[REQUIREMENTS]: Quote the listing below in its entirety, omitting every image.
===== RECORDS FOR THIS TASK
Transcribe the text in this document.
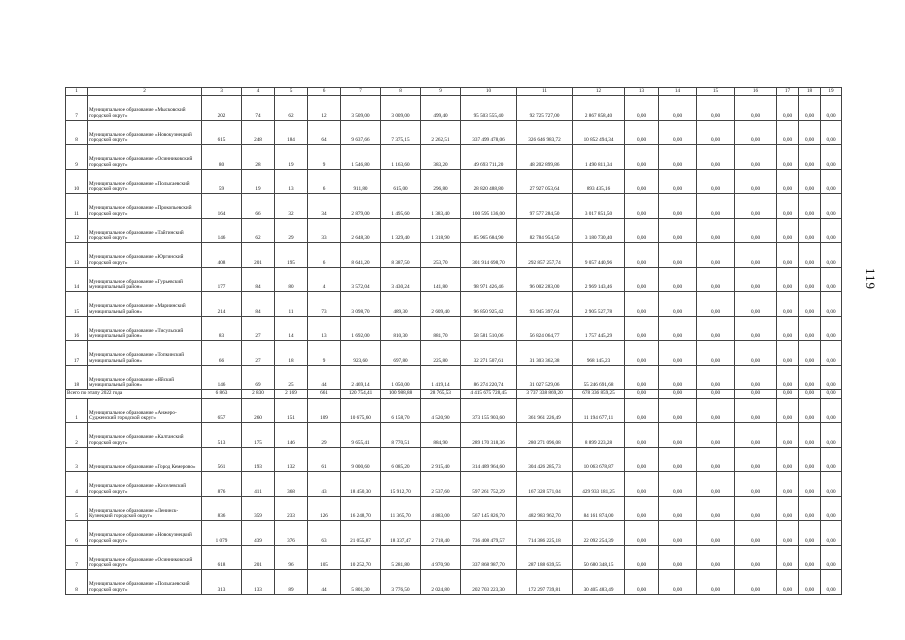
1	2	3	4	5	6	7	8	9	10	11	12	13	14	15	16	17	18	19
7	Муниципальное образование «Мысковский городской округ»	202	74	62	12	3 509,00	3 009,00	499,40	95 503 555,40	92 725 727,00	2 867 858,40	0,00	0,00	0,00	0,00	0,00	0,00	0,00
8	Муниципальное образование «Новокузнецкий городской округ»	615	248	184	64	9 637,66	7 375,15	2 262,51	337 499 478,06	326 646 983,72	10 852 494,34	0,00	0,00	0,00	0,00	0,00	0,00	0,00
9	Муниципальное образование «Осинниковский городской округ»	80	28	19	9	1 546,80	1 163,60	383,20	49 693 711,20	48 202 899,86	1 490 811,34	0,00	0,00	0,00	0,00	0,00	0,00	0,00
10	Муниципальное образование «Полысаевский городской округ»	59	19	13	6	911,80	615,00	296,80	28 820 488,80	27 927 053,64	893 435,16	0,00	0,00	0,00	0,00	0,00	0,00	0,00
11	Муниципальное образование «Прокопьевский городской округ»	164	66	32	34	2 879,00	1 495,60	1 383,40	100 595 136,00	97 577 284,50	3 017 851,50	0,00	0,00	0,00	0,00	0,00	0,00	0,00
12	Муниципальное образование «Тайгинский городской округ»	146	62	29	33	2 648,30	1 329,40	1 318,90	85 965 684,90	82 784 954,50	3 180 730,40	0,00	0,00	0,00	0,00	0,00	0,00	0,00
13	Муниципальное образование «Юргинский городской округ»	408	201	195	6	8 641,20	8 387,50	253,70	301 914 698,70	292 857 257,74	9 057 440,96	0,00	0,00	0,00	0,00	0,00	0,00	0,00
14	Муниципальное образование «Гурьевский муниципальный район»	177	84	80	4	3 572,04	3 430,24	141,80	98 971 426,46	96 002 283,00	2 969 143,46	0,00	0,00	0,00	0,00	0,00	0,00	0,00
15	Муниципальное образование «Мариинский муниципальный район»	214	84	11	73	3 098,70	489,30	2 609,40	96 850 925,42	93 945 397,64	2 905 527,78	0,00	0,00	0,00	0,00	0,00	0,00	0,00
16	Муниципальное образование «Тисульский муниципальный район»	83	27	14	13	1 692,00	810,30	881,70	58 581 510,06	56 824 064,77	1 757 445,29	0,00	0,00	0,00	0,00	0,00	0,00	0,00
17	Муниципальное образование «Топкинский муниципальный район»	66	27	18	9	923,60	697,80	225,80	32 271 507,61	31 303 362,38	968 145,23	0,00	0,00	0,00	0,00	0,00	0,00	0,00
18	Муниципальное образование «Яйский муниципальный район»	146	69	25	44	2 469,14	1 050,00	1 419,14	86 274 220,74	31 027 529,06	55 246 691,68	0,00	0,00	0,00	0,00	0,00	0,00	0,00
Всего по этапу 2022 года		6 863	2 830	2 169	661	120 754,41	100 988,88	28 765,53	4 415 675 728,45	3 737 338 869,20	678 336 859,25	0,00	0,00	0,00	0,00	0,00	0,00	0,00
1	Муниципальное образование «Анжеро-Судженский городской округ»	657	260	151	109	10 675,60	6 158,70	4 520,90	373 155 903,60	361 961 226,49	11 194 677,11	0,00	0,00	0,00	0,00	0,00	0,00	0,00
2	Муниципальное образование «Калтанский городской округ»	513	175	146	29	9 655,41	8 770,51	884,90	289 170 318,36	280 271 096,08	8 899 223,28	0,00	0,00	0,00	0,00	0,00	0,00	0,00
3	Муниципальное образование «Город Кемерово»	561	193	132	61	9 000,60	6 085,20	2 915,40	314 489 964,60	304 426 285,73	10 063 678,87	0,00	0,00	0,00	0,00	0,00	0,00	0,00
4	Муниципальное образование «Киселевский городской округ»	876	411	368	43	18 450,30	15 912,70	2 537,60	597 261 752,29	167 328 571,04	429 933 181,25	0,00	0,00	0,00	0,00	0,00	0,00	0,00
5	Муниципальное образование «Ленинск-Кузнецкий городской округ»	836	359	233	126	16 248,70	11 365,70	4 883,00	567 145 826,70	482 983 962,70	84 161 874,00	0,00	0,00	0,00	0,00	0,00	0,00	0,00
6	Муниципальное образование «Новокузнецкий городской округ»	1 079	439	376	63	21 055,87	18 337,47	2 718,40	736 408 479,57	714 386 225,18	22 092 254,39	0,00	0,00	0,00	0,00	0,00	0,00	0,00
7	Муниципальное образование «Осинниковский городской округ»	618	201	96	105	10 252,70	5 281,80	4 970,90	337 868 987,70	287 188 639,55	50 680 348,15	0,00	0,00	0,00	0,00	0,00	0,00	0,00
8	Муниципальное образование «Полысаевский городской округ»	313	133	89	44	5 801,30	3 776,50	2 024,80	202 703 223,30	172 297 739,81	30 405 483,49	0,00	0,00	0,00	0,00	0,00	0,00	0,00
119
==========
[TASK RESULT]:
Transcribe the text in this document.
1	2	3	4	5	6	7	8	9	10	11	12	13	14	15	16	17	18	19
7	Муниципальное образование «Мысковский городской округ»	202	74	62	12	3 509,00	3 009,00	499,40	95 503 555,40	92 725 727,00	2 867 858,40	0,00	0,00	0,00	0,00	0,00	0,00	0,00
8	Муниципальное образование «Новокузнецкий городской округ»	615	248	184	64	9 637,66	7 375,15	2 262,51	337 499 478,06	326 646 983,72	10 852 494,34	0,00	0,00	0,00	0,00	0,00	0,00	0,00
9	Муниципальное образование «Осинниковский городской округ»	80	28	19	9	1 546,80	1 163,60	383,20	49 693 711,20	48 202 899,86	1 490 811,34	0,00	0,00	0,00	0,00	0,00	0,00	0,00
10	Муниципальное образование «Полысаевский городской округ»	59	19	13	6	911,80	615,00	296,80	28 820 488,80	27 927 053,64	893 435,16	0,00	0,00	0,00	0,00	0,00	0,00	0,00
11	Муниципальное образование «Прокопьевский городской округ»	164	66	32	34	2 879,00	1 495,60	1 383,40	100 595 136,00	97 577 284,50	3 017 851,50	0,00	0,00	0,00	0,00	0,00	0,00	0,00
12	Муниципальное образование «Тайгинский городской округ»	146	62	29	33	2 648,30	1 329,40	1 318,90	85 965 684,90	82 784 954,50	3 180 730,40	0,00	0,00	0,00	0,00	0,00	0,00	0,00
13	Муниципальное образование «Юргинский городской округ»	408	201	195	6	8 641,20	8 387,50	253,70	301 914 698,70	292 857 257,74	9 057 440,96	0,00	0,00	0,00	0,00	0,00	0,00	0,00
14	Муниципальное образование «Гурьевский муниципальный район»	177	84	80	4	3 572,04	3 430,24	141,80	98 971 426,46	96 002 283,00	2 969 143,46	0,00	0,00	0,00	0,00	0,00	0,00	0,00
15	Муниципальное образование «Мариинский муниципальный район»	214	84	11	73	3 098,70	489,30	2 609,40	96 850 925,42	93 945 397,64	2 905 527,78	0,00	0,00	0,00	0,00	0,00	0,00	0,00
16	Муниципальное образование «Тисульский муниципальный район»	83	27	14	13	1 692,00	810,30	881,70	58 581 510,06	56 824 064,77	1 757 445,29	0,00	0,00	0,00	0,00	0,00	0,00	0,00
17	Муниципальное образование «Топкинский муниципальный район»	66	27	18	9	923,60	697,80	225,80	32 271 507,61	31 303 362,38	968 145,23	0,00	0,00	0,00	0,00	0,00	0,00	0,00
18	Муниципальное образование «Яйский муниципальный район»	146	69	25	44	2 469,14	1 050,00	1 419,14	86 274 220,74	31 027 529,06	55 246 691,68	0,00	0,00	0,00	0,00	0,00	0,00	0,00
Всего по этапу 2022 года		6 863	2 830	2 169	661	120 754,41	100 988,88	28 765,53	4 415 675 728,45	3 737 338 869,20	678 336 859,25	0,00	0,00	0,00	0,00	0,00	0,00	0,00
1	Муниципальное образование «Анжеро-Судженский городской округ»	657	260	151	109	10 675,60	6 158,70	4 520,90	373 155 903,60	361 961 226,49	11 194 677,11	0,00	0,00	0,00	0,00	0,00	0,00	0,00
2	Муниципальное образование «Калтанский городской округ»	513	175	146	29	9 655,41	8 770,51	884,90	289 170 318,36	280 271 096,08	8 899 223,28	0,00	0,00	0,00	0,00	0,00	0,00	0,00
3	Муниципальное образование «Город Кемерово»	561	193	132	61	9 000,60	6 085,20	2 915,40	314 489 964,60	304 426 285,73	10 063 678,87	0,00	0,00	0,00	0,00	0,00	0,00	0,00
4	Муниципальное образование «Киселевский городской округ»	876	411	368	43	18 450,30	15 912,70	2 537,60	597 261 752,29	167 328 571,04	429 933 181,25	0,00	0,00	0,00	0,00	0,00	0,00	0,00
5	Муниципальное образование «Ленинск-Кузнецкий городской округ»	836	359	233	126	16 248,70	11 365,70	4 883,00	567 145 826,70	482 983 962,70	84 161 874,00	0,00	0,00	0,00	0,00	0,00	0,00	0,00
6	Муниципальное образование «Новокузнецкий городской округ»	1 079	439	376	63	21 055,87	18 337,47	2 718,40	736 408 479,57	714 386 225,18	22 092 254,39	0,00	0,00	0,00	0,00	0,00	0,00	0,00
7	Муниципальное образование «Осинниковский городской округ»	618	201	96	105	10 252,70	5 281,80	4 970,90	337 868 987,70	287 188 639,55	50 680 348,15	0,00	0,00	0,00	0,00	0,00	0,00	0,00
8	Муниципальное образование «Полысаевский городской округ»	313	133	89	44	5 801,30	3 776,50	2 024,80	202 703 223,30	172 297 739,81	30 405 483,49	0,00	0,00	0,00	0,00	0,00	0,00	0,00
119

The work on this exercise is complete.